▶ _Goal_: Could you write out the records below exactly as they appear, leaving out any pictures?

▶ _Data to process_:
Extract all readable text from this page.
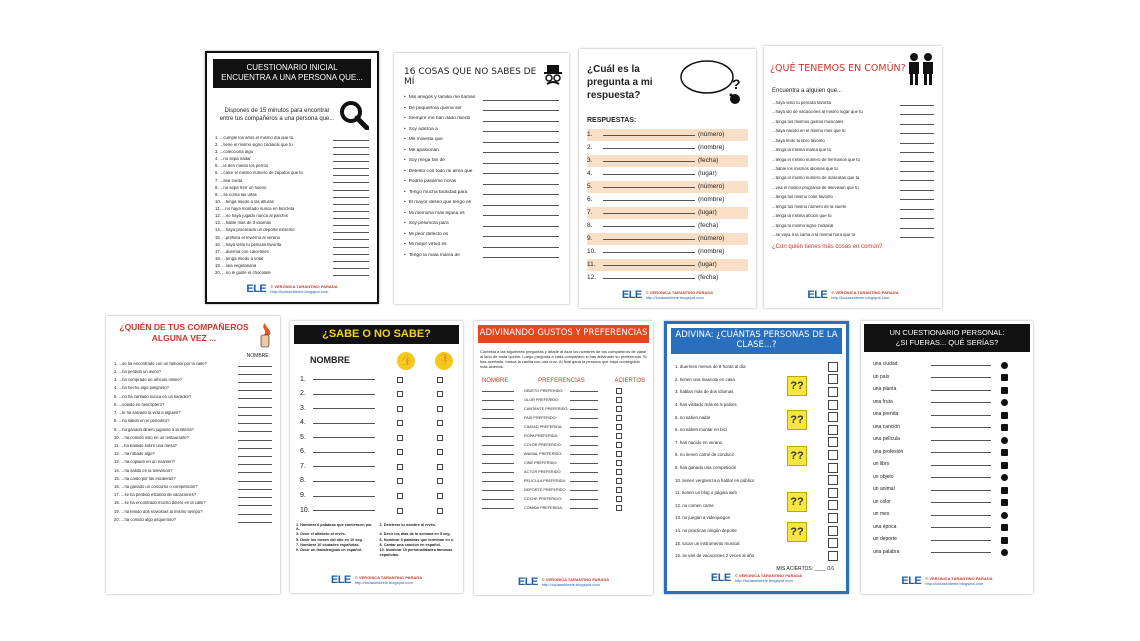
CUESTIONARIO INICIAL
ENCUENTRA A UNA PERSONA QUE...
Dispones de 15 minutos para encontrar entre tus compañeros a una persona que...
1. ...cumple los años el mismo día que tú.
2. ...tiene el mismo signo zodiacal que tú
3. ...colecciona algo
4. ...no sepa nadar
5. ...le den miedo los perros
6. ...calce el mismo número de zapatos que tú
7. ...sea zurda
8. ...no sepa freír un huevo
9. ...se coma las uñas
10. ...tenga miedo a las alturas
11. ...no haya montado nunca en bicicleta
12. ...no haya jugado nunca al parchís
13. ...hable más de 3 idiomas
14. ...haya practicado un deporte extremo
15. ...prefiera el invierno al verano
16. ...haya visto tu película favorita
17. ...duerma con calcetines
18. ...tenga miedo a volar
19. ...sea vegetariana
20. ...no le guste el chocolate
ELE © VERONICA TARANTINO PARADA
http://luciaseldeele.blogspot.com
16 COSAS QUE NO SABES DE MÍ
• Mis amigos y familia me llaman
• De pequeño/a quería ser
• Siempre me han dado miedo
• Soy adictoa a
• Me molesta que
• Me apasionan
• Soy mega fan de
• Detesto con todo mi alma que
• Podría pasarme horas
• Tengo mucha facilidad para
• El mayor deseo que tengo es
• Mi memoria más lejana es
• Soy pésimo/a para
• Mi peor defecto es
• Mi mejor virtud es
• Tengo la mala manía de
¿Cuál es la pregunta a mi respuesta?
?
RESPUESTAS:
1.	(número)
2.	(nombre)
3.	(fecha)
4.	(lugar)
5.	(número)
6.	(nombre)
7.	(lugar)
8.	(fecha)
9.	(número)
10.	(nombre)
11.	(lugar)
12.	(fecha)
ELE © VERONICA TARANTINO PARADA
http://luciaseldeele.blogspot.com
¿QUÉ TENEMOS EN COMÚN?
Encuentra a alguien que...
...haya visto tu película favorita
...haya ido de vacaciones al mismo lugar que tú
...tenga tus mismos gustos musicales
...haya nacido en el mismo mes que tú
...haya leído tu libro favorito
...tenga la misma manía que tú
...tenga el mismo número de hermanos que tú
...hable los mismos idiomas que tú
...tenga el mismo número de mascotas que tú
...vea el mismo programa de televisión que tú
...tenga tus mismo color favorito
...tenga tus mismo número de la suerte
...tenga la misma afición que tú
...tenga tu mismo signo zodiacal
...se vaya a la cama a la misma hora que tú
¿Con quién tienes más cosas en común?
ELE © VERONICA TARANTINO PARADA
http://luciaseldeele.blogspot.com
¿QUIÉN DE TUS COMPAÑEROS
ALGUNA VEZ ...
NOMBRE:
1. ...se ha encontrado con un famoso por la calle?
2. ...ha perdido un avión?
3. ...ha comprado un artículo online?
4. ...ha hecho algo peligroso?
5. ...no ha cantado nunca en un karaoke?
6. ...volado en helicóptero?
7. ...le ha salvado la vida a alguien?
8. ...ha salido en el periódico?
9. ...ha ganado dinero jugando a la lotería?
10. ...ha comido solo en un restaurante?
11. ...ha bailado sobre una mesa?
12. ...ha robado algo?
13. ...ha copiado en un examen?
14. ...ha salido en la televisión?
15. ...ha caído por las escaleras?
16. ...ha ganado un concurso o competición?
17. ...se ha perdido estando de vacaciones?
18. ...se ha encontrado mucho dinero en la calle?
19. ...ha tenido dos novios/as al mismo tiempo?
20. ...ha comido algo asqueroso?
¿SABE O NO SABE?
NOMBRE	👍	👎
1.
2.
3.
4.
5.
6.
7.
8.
9.
10.
1. Nombrar 6 palabras que comiencen por A.
2. Deletrear tu nombre al revés.
3. Decir el alfabeto al revés.	4. Decir los días de la semana en 5 seg.
5. Decir los meses del año en 10 seg.	6. Nombrar 5 palabras que terminan en s.
7. Nombrar 10 ciudades españolas.	8. Cantar una canción en español.
9. Decir un trabalenguas en español.	10. Nombrar 10 personalidades famosas españolas.
ELE © VERONICA TARANTINO PARADA
http://luciaseldeele.blogspot.com
ADIVINANDO GUSTOS Y PREFERENCIAS
Contesta a las siguientes preguntas y añade al azar los nombres de tus compañeros de clase al lado de cada opción. Luego pregunta a cada compañero si has adivinado su preferencia. Si has acertado, marca la casilla con una cruz. Al final gana la persona que haya conseguido más aciertos.
NOMBRE	PREFERENCIAS	ACIERTOS
OBJETO PREFERIDO:
OLOR PREFERIDO:
CANTANTE PREFERIDO:
PAÍS PREFERIDO:
CIUDAD PREFERIDA:
ROPA PREFERIDA:
COLOR PREFERIDO:
ANIMAL PREFERIDO:
CINE PREFERIDO:
ACTOR PREFERIDO:
PELÍCULA PREFERIDA:
DEPORTE PREFERIDO:
COCHE PREFERIDO:
COMIDA PREFERIDA:
ELE © VERONICA TARANTINO PARADA
http://luciaseldeele.blogspot.com
ADIVINA: ¿CUÁNTAS PERSONAS DE LA CLASE...?
1. duermen menos de 8 horas al día
2. tienen una mascota en casa
3. hablan más de dos idiomas
4. han visitado más de 5 países
5. no saben nadar
6. no saben montar en bici
7. han nacido en verano
8. no tienen carné de conducir
9. han ganado una competición
10. tienen vergüenza a hablar en público
11. tienen un blog o página web
12. no comen carne
13. no juegan a videojuegos
14. no practican ningún deporte
15. tocan un instrumento musical
16. se van de vacaciones 2 veces al año
??
??
??
??
??
MIS ACIERTOS: ____ /16
ELE © VERONICA TARANTINO PARADA
http://luciaseldeele.blogspot.com
UN CUESTIONARIO PERSONAL:
¿SI FUERAS... QUÉ SERÍAS?
una ciudad
un país
una planta
una fruta
una prenda
una canción
una película
una profesión
un libro
un objeto
un animal
un color
un mes
una época
un deporte
una palabra
ELE © VERONICA TARANTINO PARADA
http://luciaseldeele.blogspot.com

▶ _Reply_:
Extract all readable text from this page.
CUESTIONARIO INICIAL
ENCUENTRA A UNA PERSONA QUE...
Dispones de 15 minutos para encontrar entre tus compañeros a una persona que...
1. ...cumple los años el mismo día que tú.
2. ...tiene el mismo signo zodiacal que tú
3. ...colecciona algo
4. ...no sepa nadar
5. ...le den miedo los perros
6. ...calce el mismo número de zapatos que tú
7. ...sea zurda
8. ...no sepa freír un huevo
9. ...se coma las uñas
10. ...tenga miedo a las alturas
11. ...no haya montado nunca en bicicleta
12. ...no haya jugado nunca al parchís
13. ...hable más de 3 idiomas
14. ...haya practicado un deporte extremo
15. ...prefiera el invierno al verano
16. ...haya visto tu película favorita
17. ...duerma con calcetines
18. ...tenga miedo a volar
19. ...sea vegetariana
20. ...no le guste el chocolate
ELE © VERONICA TARANTINO PARADA
http://luciaseldeele.blogspot.com
16 COSAS QUE NO SABES DE MÍ
• Mis amigos y familia me llaman
• De pequeño/a quería ser
• Siempre me han dado miedo
• Soy adictoa a
• Me molesta que
• Me apasionan
• Soy mega fan de
• Detesto con todo mi alma que
• Podría pasarme horas
• Tengo mucha facilidad para
• El mayor deseo que tengo es
• Mi memoria más lejana es
• Soy pésimo/a para
• Mi peor defecto es
• Mi mejor virtud es
• Tengo la mala manía de
¿Cuál es la pregunta a mi respuesta?
?
RESPUESTAS:
1.	(número)
2.	(nombre)
3.	(fecha)
4.	(lugar)
5.	(número)
6.	(nombre)
7.	(lugar)
8.	(fecha)
9.	(número)
10.	(nombre)
11.	(lugar)
12.	(fecha)
ELE © VERONICA TARANTINO PARADA
http://luciaseldeele.blogspot.com
¿QUÉ TENEMOS EN COMÚN?
Encuentra a alguien que...
...haya visto tu película favorita
...haya ido de vacaciones al mismo lugar que tú
...tenga tus mismos gustos musicales
...haya nacido en el mismo mes que tú
...haya leído tu libro favorito
...tenga la misma manía que tú
...tenga el mismo número de hermanos que tú
...hable los mismos idiomas que tú
...tenga el mismo número de mascotas que tú
...vea el mismo programa de televisión que tú
...tenga tus mismo color favorito
...tenga tus mismo número de la suerte
...tenga la misma afición que tú
...tenga tu mismo signo zodiacal
...se vaya a la cama a la misma hora que tú
¿Con quién tienes más cosas en común?
ELE © VERONICA TARANTINO PARADA
http://luciaseldeele.blogspot.com
¿QUIÉN DE TUS COMPAÑEROS
ALGUNA VEZ ...
NOMBRE:
1. ...se ha encontrado con un famoso por la calle?
2. ...ha perdido un avión?
3. ...ha comprado un artículo online?
4. ...ha hecho algo peligroso?
5. ...no ha cantado nunca en un karaoke?
6. ...volado en helicóptero?
7. ...le ha salvado la vida a alguien?
8. ...ha salido en el periódico?
9. ...ha ganado dinero jugando a la lotería?
10. ...ha comido solo en un restaurante?
11. ...ha bailado sobre una mesa?
12. ...ha robado algo?
13. ...ha copiado en un examen?
14. ...ha salido en la televisión?
15. ...ha caído por las escaleras?
16. ...ha ganado un concurso o competición?
17. ...se ha perdido estando de vacaciones?
18. ...se ha encontrado mucho dinero en la calle?
19. ...ha tenido dos novios/as al mismo tiempo?
20. ...ha comido algo asqueroso?
¿SABE O NO SABE?
NOMBRE	👍	👎
1.
2.
3.
4.
5.
6.
7.
8.
9.
10.
1. Nombrar 6 palabras que comiencen por A.
2. Deletrear tu nombre al revés.
3. Decir el alfabeto al revés.	4. Decir los días de la semana en 5 seg.
5. Decir los meses del año en 10 seg.	6. Nombrar 5 palabras que terminan en s.
7. Nombrar 10 ciudades españolas.	8. Cantar una canción en español.
9. Decir un trabalenguas en español.	10. Nombrar 10 personalidades famosas españolas.
ELE © VERONICA TARANTINO PARADA
http://luciaseldeele.blogspot.com
ADIVINANDO GUSTOS Y PREFERENCIAS
Contesta a las siguientes preguntas y añade al azar los nombres de tus compañeros de clase al lado de cada opción. Luego pregunta a cada compañero si has adivinado su preferencia. Si has acertado, marca la casilla con una cruz. Al final gana la persona que haya conseguido más aciertos.
NOMBRE	PREFERENCIAS	ACIERTOS
OBJETO PREFERIDO:
OLOR PREFERIDO:
CANTANTE PREFERIDO:
PAÍS PREFERIDO:
CIUDAD PREFERIDA:
ROPA PREFERIDA:
COLOR PREFERIDO:
ANIMAL PREFERIDO:
CINE PREFERIDO:
ACTOR PREFERIDO:
PELÍCULA PREFERIDA:
DEPORTE PREFERIDO:
COCHE PREFERIDO:
COMIDA PREFERIDA:
ELE © VERONICA TARANTINO PARADA
http://luciaseldeele.blogspot.com
ADIVINA: ¿CUÁNTAS PERSONAS DE LA CLASE...?
1. duermen menos de 8 horas al día
2. tienen una mascota en casa
3. hablan más de dos idiomas
4. han visitado más de 5 países
5. no saben nadar
6. no saben montar en bici
7. han nacido en verano
8. no tienen carné de conducir
9. han ganado una competición
10. tienen vergüenza a hablar en público
11. tienen un blog o página web
12. no comen carne
13. no juegan a videojuegos
14. no practican ningún deporte
15. tocan un instrumento musical
16. se van de vacaciones 2 veces al año
??
??
??
??
??
MIS ACIERTOS: ____ /16
ELE © VERONICA TARANTINO PARADA
http://luciaseldeele.blogspot.com
UN CUESTIONARIO PERSONAL:
¿SI FUERAS... QUÉ SERÍAS?
una ciudad
un país
una planta
una fruta
una prenda
una canción
una película
una profesión
un libro
un objeto
un animal
un color
un mes
una época
un deporte
una palabra
ELE © VERONICA TARANTINO PARADA
http://luciaseldeele.blogspot.com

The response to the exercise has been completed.